## Start
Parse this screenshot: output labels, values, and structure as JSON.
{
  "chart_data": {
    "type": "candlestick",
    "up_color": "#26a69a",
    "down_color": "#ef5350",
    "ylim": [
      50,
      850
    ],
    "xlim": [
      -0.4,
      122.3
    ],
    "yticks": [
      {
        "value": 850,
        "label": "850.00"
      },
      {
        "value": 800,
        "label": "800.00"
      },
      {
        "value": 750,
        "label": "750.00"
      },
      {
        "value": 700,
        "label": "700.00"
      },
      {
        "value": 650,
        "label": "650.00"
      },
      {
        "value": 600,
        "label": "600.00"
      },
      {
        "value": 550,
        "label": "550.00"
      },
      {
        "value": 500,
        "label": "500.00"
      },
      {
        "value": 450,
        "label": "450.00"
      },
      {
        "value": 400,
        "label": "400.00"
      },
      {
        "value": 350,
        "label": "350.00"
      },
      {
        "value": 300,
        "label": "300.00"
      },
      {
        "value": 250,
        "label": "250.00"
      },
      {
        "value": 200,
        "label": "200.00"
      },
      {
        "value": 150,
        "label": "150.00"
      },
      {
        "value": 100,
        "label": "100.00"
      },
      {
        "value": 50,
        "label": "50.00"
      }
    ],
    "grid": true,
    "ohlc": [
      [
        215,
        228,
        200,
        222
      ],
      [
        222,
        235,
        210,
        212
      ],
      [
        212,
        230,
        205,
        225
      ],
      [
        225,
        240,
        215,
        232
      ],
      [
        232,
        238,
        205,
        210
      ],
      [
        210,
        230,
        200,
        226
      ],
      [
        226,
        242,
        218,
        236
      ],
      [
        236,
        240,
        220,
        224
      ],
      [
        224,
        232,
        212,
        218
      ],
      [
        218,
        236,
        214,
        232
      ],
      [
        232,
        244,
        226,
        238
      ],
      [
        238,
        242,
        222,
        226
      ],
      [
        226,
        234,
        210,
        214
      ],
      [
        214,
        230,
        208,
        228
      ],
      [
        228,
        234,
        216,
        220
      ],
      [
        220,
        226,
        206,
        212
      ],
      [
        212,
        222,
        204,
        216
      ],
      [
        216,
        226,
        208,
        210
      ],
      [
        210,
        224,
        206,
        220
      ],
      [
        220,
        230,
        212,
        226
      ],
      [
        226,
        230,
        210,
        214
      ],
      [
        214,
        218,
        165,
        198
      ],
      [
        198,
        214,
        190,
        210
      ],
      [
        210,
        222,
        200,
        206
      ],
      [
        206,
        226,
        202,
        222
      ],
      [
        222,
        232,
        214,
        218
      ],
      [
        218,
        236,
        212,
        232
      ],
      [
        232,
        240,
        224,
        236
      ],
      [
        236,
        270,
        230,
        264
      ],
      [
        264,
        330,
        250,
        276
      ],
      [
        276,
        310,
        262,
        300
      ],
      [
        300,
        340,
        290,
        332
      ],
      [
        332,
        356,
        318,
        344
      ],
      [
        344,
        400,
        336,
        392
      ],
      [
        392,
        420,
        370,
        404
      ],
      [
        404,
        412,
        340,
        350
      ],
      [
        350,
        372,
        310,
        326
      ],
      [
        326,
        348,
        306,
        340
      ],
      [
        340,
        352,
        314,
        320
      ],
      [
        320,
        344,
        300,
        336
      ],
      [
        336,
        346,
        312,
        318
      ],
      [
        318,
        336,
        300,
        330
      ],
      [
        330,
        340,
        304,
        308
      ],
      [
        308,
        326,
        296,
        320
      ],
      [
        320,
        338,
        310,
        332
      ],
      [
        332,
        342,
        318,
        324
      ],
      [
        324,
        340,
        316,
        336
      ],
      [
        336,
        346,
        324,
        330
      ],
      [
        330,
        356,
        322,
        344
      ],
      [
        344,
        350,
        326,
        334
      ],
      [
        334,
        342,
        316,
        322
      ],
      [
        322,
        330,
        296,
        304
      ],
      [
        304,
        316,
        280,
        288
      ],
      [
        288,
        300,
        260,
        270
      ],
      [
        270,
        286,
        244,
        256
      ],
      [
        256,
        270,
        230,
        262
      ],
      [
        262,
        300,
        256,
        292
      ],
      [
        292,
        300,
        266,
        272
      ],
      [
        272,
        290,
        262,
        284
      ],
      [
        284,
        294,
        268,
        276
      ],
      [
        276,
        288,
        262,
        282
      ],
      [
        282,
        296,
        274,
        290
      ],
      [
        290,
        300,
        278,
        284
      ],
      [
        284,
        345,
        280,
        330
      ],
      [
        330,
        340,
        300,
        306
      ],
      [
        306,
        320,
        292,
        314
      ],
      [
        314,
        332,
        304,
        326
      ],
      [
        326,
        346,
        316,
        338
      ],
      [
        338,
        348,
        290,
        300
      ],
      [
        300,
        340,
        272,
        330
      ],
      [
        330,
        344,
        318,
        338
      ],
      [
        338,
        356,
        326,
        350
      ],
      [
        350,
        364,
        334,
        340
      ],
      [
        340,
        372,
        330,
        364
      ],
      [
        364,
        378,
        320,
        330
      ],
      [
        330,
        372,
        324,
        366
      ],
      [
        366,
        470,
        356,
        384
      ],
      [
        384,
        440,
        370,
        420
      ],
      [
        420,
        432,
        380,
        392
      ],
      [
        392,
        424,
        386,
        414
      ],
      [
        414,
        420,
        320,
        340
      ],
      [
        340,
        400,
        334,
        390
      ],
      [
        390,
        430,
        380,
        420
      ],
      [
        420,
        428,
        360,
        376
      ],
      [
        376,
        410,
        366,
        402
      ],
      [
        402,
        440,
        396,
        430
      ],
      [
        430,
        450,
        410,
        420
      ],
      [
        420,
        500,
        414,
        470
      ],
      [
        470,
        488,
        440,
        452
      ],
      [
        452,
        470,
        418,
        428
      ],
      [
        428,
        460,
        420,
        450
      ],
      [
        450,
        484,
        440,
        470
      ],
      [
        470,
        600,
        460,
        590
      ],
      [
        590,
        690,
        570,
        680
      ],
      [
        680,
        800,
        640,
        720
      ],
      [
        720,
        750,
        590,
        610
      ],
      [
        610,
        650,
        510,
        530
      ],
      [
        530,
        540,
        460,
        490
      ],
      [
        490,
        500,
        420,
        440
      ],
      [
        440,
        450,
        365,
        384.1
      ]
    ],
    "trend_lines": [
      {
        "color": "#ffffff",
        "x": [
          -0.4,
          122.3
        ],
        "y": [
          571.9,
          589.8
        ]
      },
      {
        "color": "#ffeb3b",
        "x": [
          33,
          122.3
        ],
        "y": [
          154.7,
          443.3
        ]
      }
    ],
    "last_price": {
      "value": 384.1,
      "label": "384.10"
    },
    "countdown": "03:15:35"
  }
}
## End
● **What this task involves**:
Please quote the data above in full, with no line missing.

● **Complete answer**:
Parse this screenshot: output labels, values, and structure as JSON.
{
  "chart_data": {
    "type": "candlestick",
    "up_color": "#26a69a",
    "down_color": "#ef5350",
    "ylim": [
      50,
      850
    ],
    "xlim": [
      -0.4,
      122.3
    ],
    "yticks": [
      {
        "value": 850,
        "label": "850.00"
      },
      {
        "value": 800,
        "label": "800.00"
      },
      {
        "value": 750,
        "label": "750.00"
      },
      {
        "value": 700,
        "label": "700.00"
      },
      {
        "value": 650,
        "label": "650.00"
      },
      {
        "value": 600,
        "label": "600.00"
      },
      {
        "value": 550,
        "label": "550.00"
      },
      {
        "value": 500,
        "label": "500.00"
      },
      {
        "value": 450,
        "label": "450.00"
      },
      {
        "value": 400,
        "label": "400.00"
      },
      {
        "value": 350,
        "label": "350.00"
      },
      {
        "value": 300,
        "label": "300.00"
      },
      {
        "value": 250,
        "label": "250.00"
      },
      {
        "value": 200,
        "label": "200.00"
      },
      {
        "value": 150,
        "label": "150.00"
      },
      {
        "value": 100,
        "label": "100.00"
      },
      {
        "value": 50,
        "label": "50.00"
      }
    ],
    "grid": true,
    "ohlc": [
      [
        215,
        228,
        200,
        222
      ],
      [
        222,
        235,
        210,
        212
      ],
      [
        212,
        230,
        205,
        225
      ],
      [
        225,
        240,
        215,
        232
      ],
      [
        232,
        238,
        205,
        210
      ],
      [
        210,
        230,
        200,
        226
      ],
      [
        226,
        242,
        218,
        236
      ],
      [
        236,
        240,
        220,
        224
      ],
      [
        224,
        232,
        212,
        218
      ],
      [
        218,
        236,
        214,
        232
      ],
      [
        232,
        244,
        226,
        238
      ],
      [
        238,
        242,
        222,
        226
      ],
      [
        226,
        234,
        210,
        214
      ],
      [
        214,
        230,
        208,
        228
      ],
      [
        228,
        234,
        216,
        220
      ],
      [
        220,
        226,
        206,
        212
      ],
      [
        212,
        222,
        204,
        216
      ],
      [
        216,
        226,
        208,
        210
      ],
      [
        210,
        224,
        206,
        220
      ],
      [
        220,
        230,
        212,
        226
      ],
      [
        226,
        230,
        210,
        214
      ],
      [
        214,
        218,
        165,
        198
      ],
      [
        198,
        214,
        190,
        210
      ],
      [
        210,
        222,
        200,
        206
      ],
      [
        206,
        226,
        202,
        222
      ],
      [
        222,
        232,
        214,
        218
      ],
      [
        218,
        236,
        212,
        232
      ],
      [
        232,
        240,
        224,
        236
      ],
      [
        236,
        270,
        230,
        264
      ],
      [
        264,
        330,
        250,
        276
      ],
      [
        276,
        310,
        262,
        300
      ],
      [
        300,
        340,
        290,
        332
      ],
      [
        332,
        356,
        318,
        344
      ],
      [
        344,
        400,
        336,
        392
      ],
      [
        392,
        420,
        370,
        404
      ],
      [
        404,
        412,
        340,
        350
      ],
      [
        350,
        372,
        310,
        326
      ],
      [
        326,
        348,
        306,
        340
      ],
      [
        340,
        352,
        314,
        320
      ],
      [
        320,
        344,
        300,
        336
      ],
      [
        336,
        346,
        312,
        318
      ],
      [
        318,
        336,
        300,
        330
      ],
      [
        330,
        340,
        304,
        308
      ],
      [
        308,
        326,
        296,
        320
      ],
      [
        320,
        338,
        310,
        332
      ],
      [
        332,
        342,
        318,
        324
      ],
      [
        324,
        340,
        316,
        336
      ],
      [
        336,
        346,
        324,
        330
      ],
      [
        330,
        356,
        322,
        344
      ],
      [
        344,
        350,
        326,
        334
      ],
      [
        334,
        342,
        316,
        322
      ],
      [
        322,
        330,
        296,
        304
      ],
      [
        304,
        316,
        280,
        288
      ],
      [
        288,
        300,
        260,
        270
      ],
      [
        270,
        286,
        244,
        256
      ],
      [
        256,
        270,
        230,
        262
      ],
      [
        262,
        300,
        256,
        292
      ],
      [
        292,
        300,
        266,
        272
      ],
      [
        272,
        290,
        262,
        284
      ],
      [
        284,
        294,
        268,
        276
      ],
      [
        276,
        288,
        262,
        282
      ],
      [
        282,
        296,
        274,
        290
      ],
      [
        290,
        300,
        278,
        284
      ],
      [
        284,
        345,
        280,
        330
      ],
      [
        330,
        340,
        300,
        306
      ],
      [
        306,
        320,
        292,
        314
      ],
      [
        314,
        332,
        304,
        326
      ],
      [
        326,
        346,
        316,
        338
      ],
      [
        338,
        348,
        290,
        300
      ],
      [
        300,
        340,
        272,
        330
      ],
      [
        330,
        344,
        318,
        338
      ],
      [
        338,
        356,
        326,
        350
      ],
      [
        350,
        364,
        334,
        340
      ],
      [
        340,
        372,
        330,
        364
      ],
      [
        364,
        378,
        320,
        330
      ],
      [
        330,
        372,
        324,
        366
      ],
      [
        366,
        470,
        356,
        384
      ],
      [
        384,
        440,
        370,
        420
      ],
      [
        420,
        432,
        380,
        392
      ],
      [
        392,
        424,
        386,
        414
      ],
      [
        414,
        420,
        320,
        340
      ],
      [
        340,
        400,
        334,
        390
      ],
      [
        390,
        430,
        380,
        420
      ],
      [
        420,
        428,
        360,
        376
      ],
      [
        376,
        410,
        366,
        402
      ],
      [
        402,
        440,
        396,
        430
      ],
      [
        430,
        450,
        410,
        420
      ],
      [
        420,
        500,
        414,
        470
      ],
      [
        470,
        488,
        440,
        452
      ],
      [
        452,
        470,
        418,
        428
      ],
      [
        428,
        460,
        420,
        450
      ],
      [
        450,
        484,
        440,
        470
      ],
      [
        470,
        600,
        460,
        590
      ],
      [
        590,
        690,
        570,
        680
      ],
      [
        680,
        800,
        640,
        720
      ],
      [
        720,
        750,
        590,
        610
      ],
      [
        610,
        650,
        510,
        530
      ],
      [
        530,
        540,
        460,
        490
      ],
      [
        490,
        500,
        420,
        440
      ],
      [
        440,
        450,
        365,
        384.1
      ]
    ],
    "trend_lines": [
      {
        "color": "#ffffff",
        "x": [
          -0.4,
          122.3
        ],
        "y": [
          571.9,
          589.8
        ]
      },
      {
        "color": "#ffeb3b",
        "x": [
          33,
          122.3
        ],
        "y": [
          154.7,
          443.3
        ]
      }
    ],
    "last_price": {
      "value": 384.1,
      "label": "384.10"
    },
    "countdown": "03:15:35"
  }
}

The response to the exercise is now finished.